Data excerpts:
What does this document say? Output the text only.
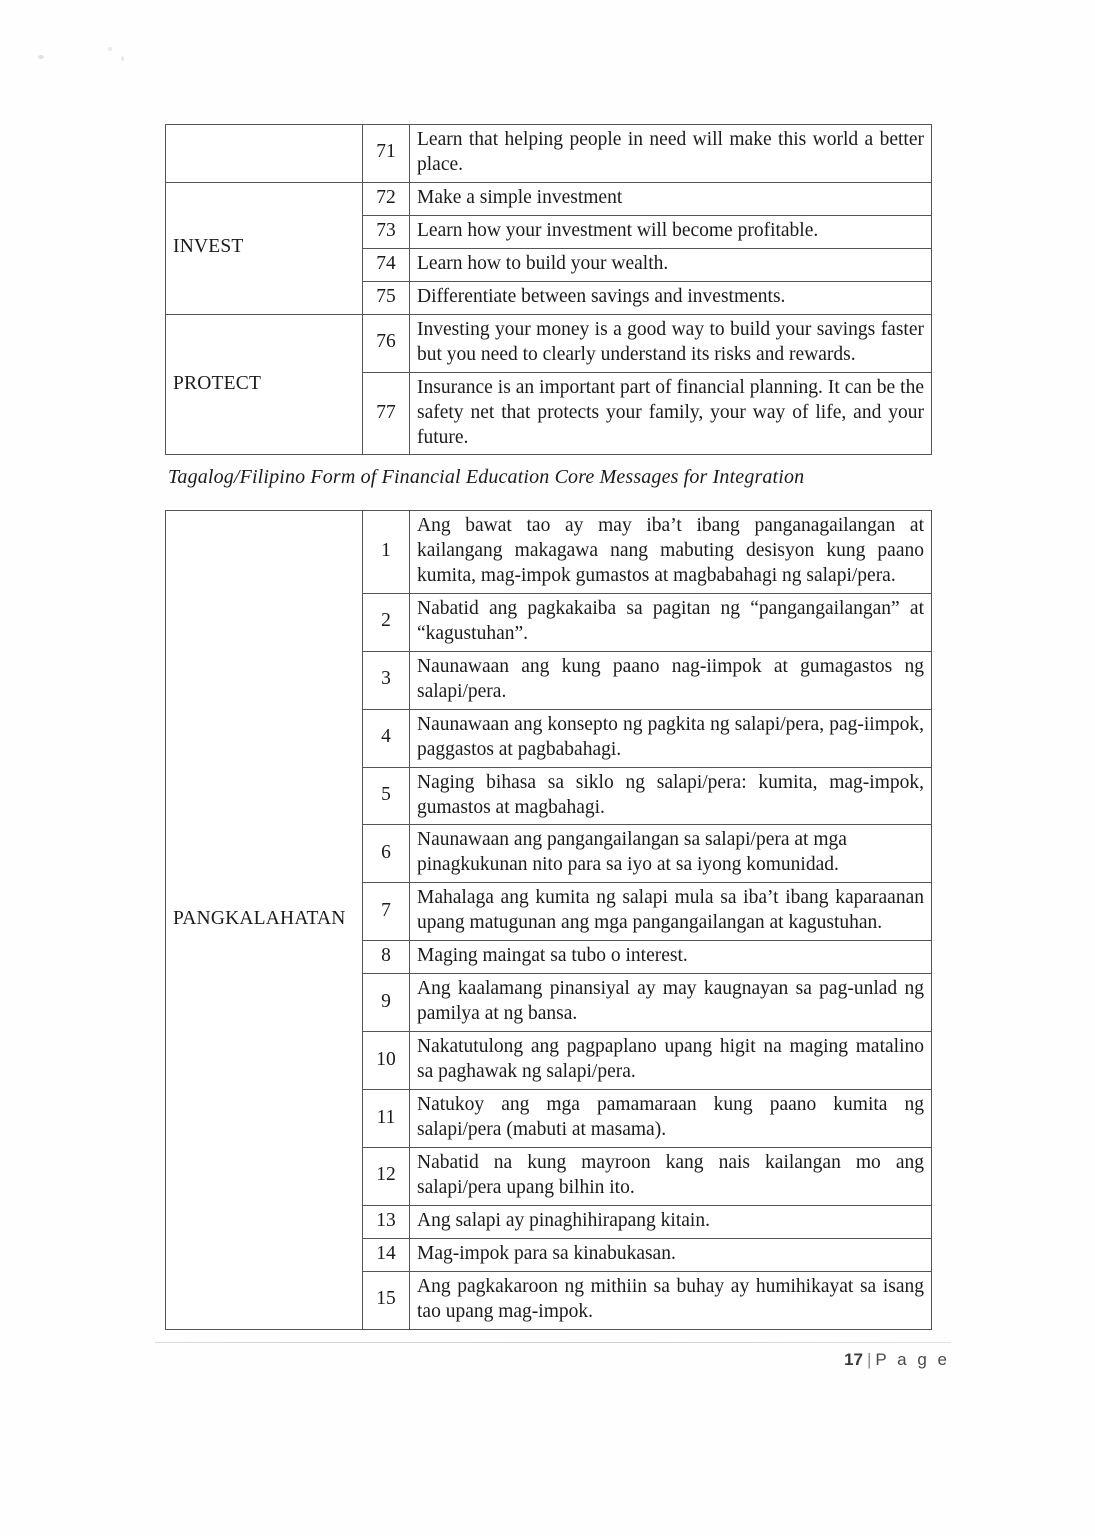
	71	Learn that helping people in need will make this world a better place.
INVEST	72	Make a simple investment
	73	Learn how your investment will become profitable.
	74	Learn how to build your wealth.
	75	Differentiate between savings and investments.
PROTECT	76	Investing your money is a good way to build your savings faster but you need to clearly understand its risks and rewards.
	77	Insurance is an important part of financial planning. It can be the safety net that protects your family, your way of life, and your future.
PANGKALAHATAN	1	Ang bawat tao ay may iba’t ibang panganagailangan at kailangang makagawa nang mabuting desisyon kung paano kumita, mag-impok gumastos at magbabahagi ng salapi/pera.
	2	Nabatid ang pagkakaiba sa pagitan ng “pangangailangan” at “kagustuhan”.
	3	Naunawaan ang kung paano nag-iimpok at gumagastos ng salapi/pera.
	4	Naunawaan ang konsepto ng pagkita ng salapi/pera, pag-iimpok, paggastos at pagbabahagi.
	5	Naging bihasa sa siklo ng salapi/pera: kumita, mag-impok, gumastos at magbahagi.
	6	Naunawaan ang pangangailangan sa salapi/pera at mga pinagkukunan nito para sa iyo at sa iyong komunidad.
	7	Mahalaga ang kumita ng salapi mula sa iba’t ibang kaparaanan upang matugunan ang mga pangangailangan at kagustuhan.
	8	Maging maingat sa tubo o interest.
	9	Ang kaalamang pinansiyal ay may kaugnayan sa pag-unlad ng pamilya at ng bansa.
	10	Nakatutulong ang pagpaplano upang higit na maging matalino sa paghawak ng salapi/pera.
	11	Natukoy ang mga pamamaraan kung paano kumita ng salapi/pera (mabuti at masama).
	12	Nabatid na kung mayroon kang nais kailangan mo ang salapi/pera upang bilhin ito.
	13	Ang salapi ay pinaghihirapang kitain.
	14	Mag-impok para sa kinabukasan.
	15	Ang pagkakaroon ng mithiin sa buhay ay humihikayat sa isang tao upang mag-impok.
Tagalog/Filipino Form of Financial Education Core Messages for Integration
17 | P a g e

■ Task to complete ■
The records above need to be restated word for word, with the pictures left out.

■ Worked answer ■
What does this document say? Output the text only.
	71	Learn that helping people in need will make this world a better place.
INVEST	72	Make a simple investment
	73	Learn how your investment will become profitable.
	74	Learn how to build your wealth.
	75	Differentiate between savings and investments.
PROTECT	76	Investing your money is a good way to build your savings faster but you need to clearly understand its risks and rewards.
	77	Insurance is an important part of financial planning. It can be the safety net that protects your family, your way of life, and your future.
PANGKALAHATAN	1	Ang bawat tao ay may iba’t ibang panganagailangan at kailangang makagawa nang mabuting desisyon kung paano kumita, mag-impok gumastos at magbabahagi ng salapi/pera.
	2	Nabatid ang pagkakaiba sa pagitan ng “pangangailangan” at “kagustuhan”.
	3	Naunawaan ang kung paano nag-iimpok at gumagastos ng salapi/pera.
	4	Naunawaan ang konsepto ng pagkita ng salapi/pera, pag-iimpok, paggastos at pagbabahagi.
	5	Naging bihasa sa siklo ng salapi/pera: kumita, mag-impok, gumastos at magbahagi.
	6	Naunawaan ang pangangailangan sa salapi/pera at mga pinagkukunan nito para sa iyo at sa iyong komunidad.
	7	Mahalaga ang kumita ng salapi mula sa iba’t ibang kaparaanan upang matugunan ang mga pangangailangan at kagustuhan.
	8	Maging maingat sa tubo o interest.
	9	Ang kaalamang pinansiyal ay may kaugnayan sa pag-unlad ng pamilya at ng bansa.
	10	Nakatutulong ang pagpaplano upang higit na maging matalino sa paghawak ng salapi/pera.
	11	Natukoy ang mga pamamaraan kung paano kumita ng salapi/pera (mabuti at masama).
	12	Nabatid na kung mayroon kang nais kailangan mo ang salapi/pera upang bilhin ito.
	13	Ang salapi ay pinaghihirapang kitain.
	14	Mag-impok para sa kinabukasan.
	15	Ang pagkakaroon ng mithiin sa buhay ay humihikayat sa isang tao upang mag-impok.
Tagalog/Filipino Form of Financial Education Core Messages for Integration
17 | P a g e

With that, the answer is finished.